** Start **

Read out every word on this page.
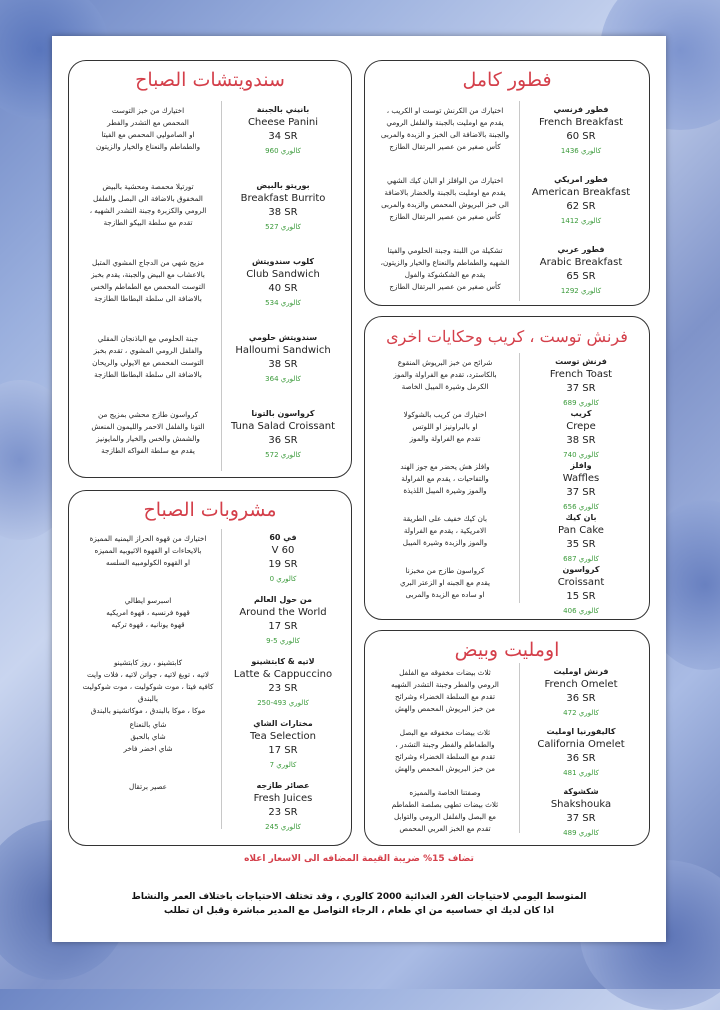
فطور كامل
فطور فرنسي
French Breakfast
60 SR
كالوري 1436
اختيارك من الكرنش توست او الكريب ،
يقدم مع اومليت بالجبنة والفلفل الرومي
والجبنة بالاضافة الى الخبز و الزبدة والمربى
كأس صغير من عصير البرتقال الطازج
فطور امريكي
American Breakfast
62 SR
كالوري 1412
اختيارك من الوافلز او البان كيك الشهي
يقدم مع اومليت بالجبنة والخضار بالاضافة
الى خبز البريوش المحمص والزبدة والمربى
كأس صغير من عصير البرتقال الطازج
فطور عربي
Arabic Breakfast
65 SR
كالوري 1292
تشكيلة من اللبنة وجبنة الحلومي والفيتا
الشهيه والطماطم والنعناع والخيار والزيتون،
يقدم مع الشكشوكة والفول
كأس صغير من عصير البرتقال الطازج
سندويتشات الصباح
بانيني بالجبنة
Cheese Panini
34 SR
كالوري 960
اختيارك من خبز التوست
المحمص مع التشدر والفطر
او الصاموليي المحمص مع الفيتا
والطماطم والنعناع والخيار والزيتون
بوريتو بالبيض
Breakfast Burrito
38 SR
كالوري 527
تورتيلا محمصة ومحشية بالبيض
المخفوق بالاضافة الى البصل والفلفل
الرومي والكزبرة وجبنة التشدر الشهيه ،
تقدم مع سلطة البيكو الطازجة
كلوب سندويتش
Club Sandwich
40 SR
كالوري 534
مزيج شهي من الدجاج المشوي المتبل
بالاعشاب مع البيض والجبنة، يقدم بخبز
التوست المحمص مع الطماطم والخس
بالاضافة الى سلطة البطاطا الطازجة
سندويتش حلومي
Halloumi Sandwich
38 SR
كالوري 364
جبنة الحلومي مع الباذنجان المقلي
والفلفل الرومي المشوي ، تقدم بخبز
التوست المحمص مع الايولي والريحان
بالاضافة الى سلطة البطاطا الطازجة
كرواسون بالتونا
Tuna Salad Croissant
36 SR
كالوري 572
كرواسون طازج محشي بمزيج من
التونا والفلفل الاحمر والليمون المنعش
والشمش والخس والخيار والمايونيز
يقدم مع سلطة الفواكه الطازجة
فرنش توست ، كريب وحكايات اخرى
فرنش توست
French Toast
37 SR
كالوري 689
شرائح من خبز البريوش المنقوع
بالكاسترد، تقدم مع الفراولة والموز
الكرمل وشيرة الميبل الخاصة
كريب
Crepe
38 SR
كالوري 740
اختيارك من كريب بالشوكولا
او بالبراونيز او اللوتس
تقدم مع الفراولة والموز
وافلز
Waffles
37 SR
كالوري 656
وافلز هش يحضر مع جوز الهند
والتفاحيات ، يقدم مع الفراولة
والموز وشيرة الميبل اللذيذة
بان كيك
Pan Cake
35 SR
كالوري 687
بان كيك خفيف على الطريقة
الامريكية ، يقدم مع الفراولة
والموز والزبدة وشيرة الميبل
كرواسون
Croissant
15 SR
كالوري 406
كرواسون طازج من مخبزنا
يقدم مع الجبنه او الزعتر البري
او ساده مع الزبدة والمربى
مشروبات الصباح
في 60
V 60
19 SR
كالوري 0
اختيارك من قهوة الحراز اليمنيه المميزة
بالايحاءات او القهوة الاثيوبيه المميزه
او القهوه الكولومبيه السلسه
من حول العالم
Around the World
17 SR
كالوري 5-9
اسبرسو ايطالي
قهوة فرنسيه ، قهوة امريكيه
قهوة يونانيه ، قهوة تركيه
لاتيه & كابتشينو
Latte & Cappuccino
23 SR
كالوري 493-250
كابتشينو ، روز كابتشينو
لاتيه ، توبغ لاتيه ، جوانن لاتيه ، فلات وايت
كافيه فيتا ، موت شوكوليت ، موت شوكوليت بالبندق
موكا ، موكا بالبندق ، موكاتشينو بالبندق
مختارات الشاي
Tea Selection
17 SR
كالوري 7
شاي بالنعناع
شاي بالحبق
شاي اخضر فاخر
عصائر طازجه
Fresh Juices
23 SR
كالوري 245
عصير برتقال
اومليت وبيض
فرنش اومليت
French Omelet
36 SR
كالوري 472
ثلاث بيضات مخفوقه مع الفلفل
الرومي والفطر وجبنة التشدر الشهيه
تقدم مع السلطة الخضراء وشرائح
من خبز البريوش المحمص والهش
كاليفورنيا اومليت
California Omelet
36 SR
كالوري 481
ثلاث بيضات مخفوقه مع البصل
والطماطم والفطر وجبنة التشدر ،
تقدم مع السلطة الخضراء وشرائح
من خبز البريوش المحمص والهش
شكشوكة
Shakshouka
37 SR
كالوري 489
وصفتنا الخاصة والمميزه
ثلاث بيضات تطهى بصلصة الطماطم
مع البصل والفلفل الرومي والتوابل
تقدم مع الخبز العربي المحمص
تضاف 15% ضريبة القيمة المضافه الى الاسعار اعلاه
المتوسط اليومي لاحتياجات الفرد الغذائية 2000 كالوري ، وقد تختلف الاحتياجات باختلاف العمر والنشاط
اذا كان لديك اي حساسيه من اي طعام ، الرجاء التواصل مع المدير مباشرة وقبل ان تطلب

** End **

*REQUIRED WORK*: Select all lines in the listing above where the word "Breakfast" appears, and show them.

*THE OUTPUT*:
French Breakfast
American Breakfast
Arabic Breakfast
Breakfast Burrito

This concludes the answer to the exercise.